____ Supplied material

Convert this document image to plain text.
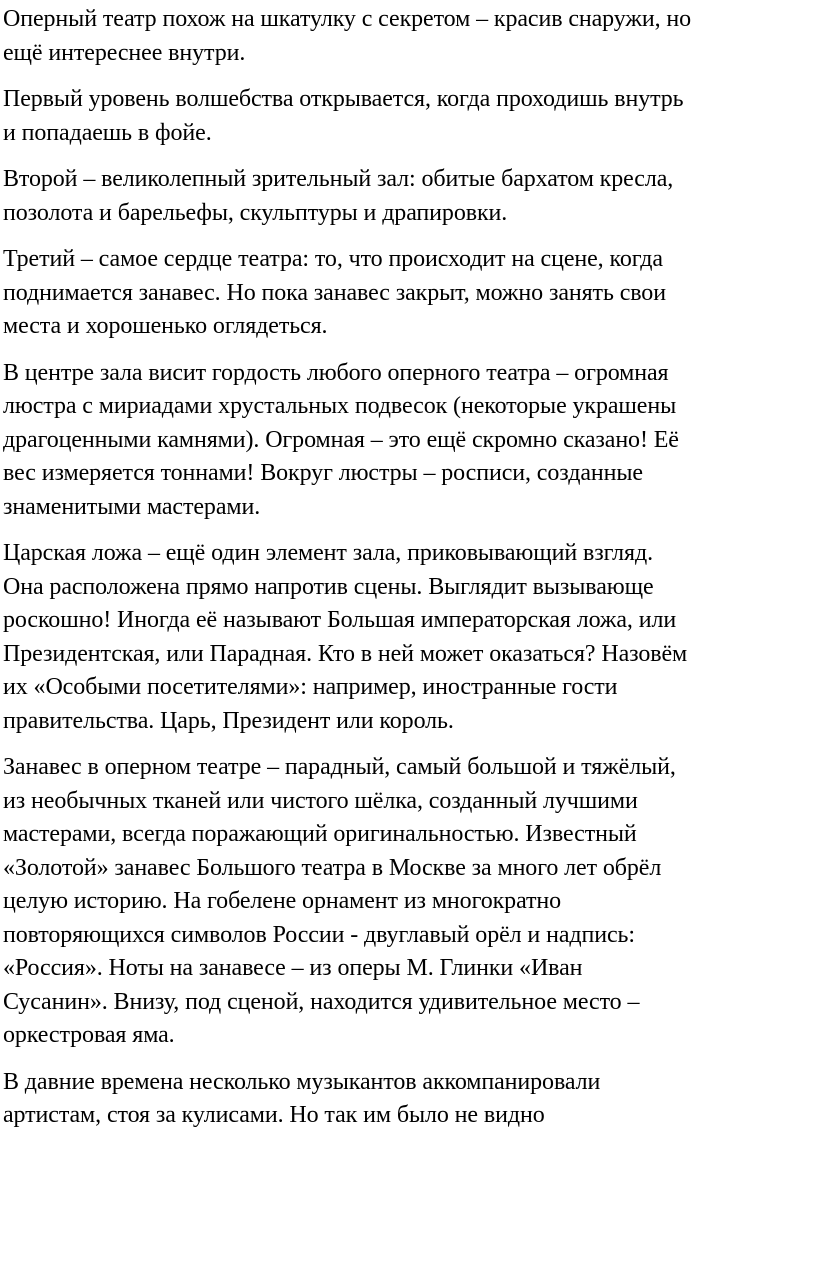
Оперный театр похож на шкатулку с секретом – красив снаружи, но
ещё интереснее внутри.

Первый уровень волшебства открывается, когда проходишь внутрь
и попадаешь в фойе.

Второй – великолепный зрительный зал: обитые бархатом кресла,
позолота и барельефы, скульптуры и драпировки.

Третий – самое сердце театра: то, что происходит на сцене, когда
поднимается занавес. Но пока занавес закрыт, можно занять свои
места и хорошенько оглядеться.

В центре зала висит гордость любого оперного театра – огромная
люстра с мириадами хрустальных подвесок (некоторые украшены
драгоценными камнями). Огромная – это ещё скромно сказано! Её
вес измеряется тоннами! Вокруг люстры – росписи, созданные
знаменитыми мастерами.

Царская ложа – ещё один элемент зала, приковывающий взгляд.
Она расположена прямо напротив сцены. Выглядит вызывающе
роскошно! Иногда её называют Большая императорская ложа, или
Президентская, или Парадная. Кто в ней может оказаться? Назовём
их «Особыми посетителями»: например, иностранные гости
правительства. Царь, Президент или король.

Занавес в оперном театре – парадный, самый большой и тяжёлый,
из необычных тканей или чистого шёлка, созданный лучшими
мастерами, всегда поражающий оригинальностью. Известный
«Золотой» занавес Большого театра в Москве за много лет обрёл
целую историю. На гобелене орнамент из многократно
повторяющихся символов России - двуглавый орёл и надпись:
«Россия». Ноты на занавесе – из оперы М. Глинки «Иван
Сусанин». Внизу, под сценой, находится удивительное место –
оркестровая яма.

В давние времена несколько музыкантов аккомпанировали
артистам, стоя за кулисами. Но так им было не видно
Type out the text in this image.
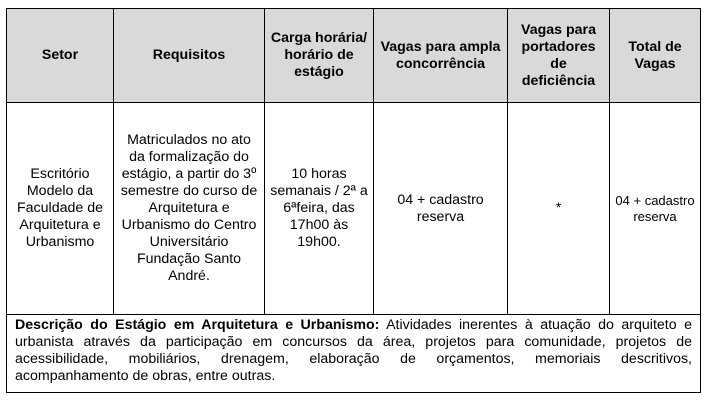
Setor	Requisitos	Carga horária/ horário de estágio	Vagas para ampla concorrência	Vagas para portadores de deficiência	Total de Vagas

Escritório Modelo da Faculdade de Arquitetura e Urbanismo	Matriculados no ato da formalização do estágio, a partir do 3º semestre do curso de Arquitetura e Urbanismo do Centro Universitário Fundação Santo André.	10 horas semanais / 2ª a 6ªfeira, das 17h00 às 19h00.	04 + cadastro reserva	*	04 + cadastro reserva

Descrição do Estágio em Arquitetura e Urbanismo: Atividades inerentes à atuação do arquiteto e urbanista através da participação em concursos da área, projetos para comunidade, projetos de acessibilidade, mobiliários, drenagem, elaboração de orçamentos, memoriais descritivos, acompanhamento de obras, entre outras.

________

• [Exercise aim]
Pick out and copy the lines of the material that include the word "this".

• [Correct response]
Convert this document image to plain text.
Type out the text in this image.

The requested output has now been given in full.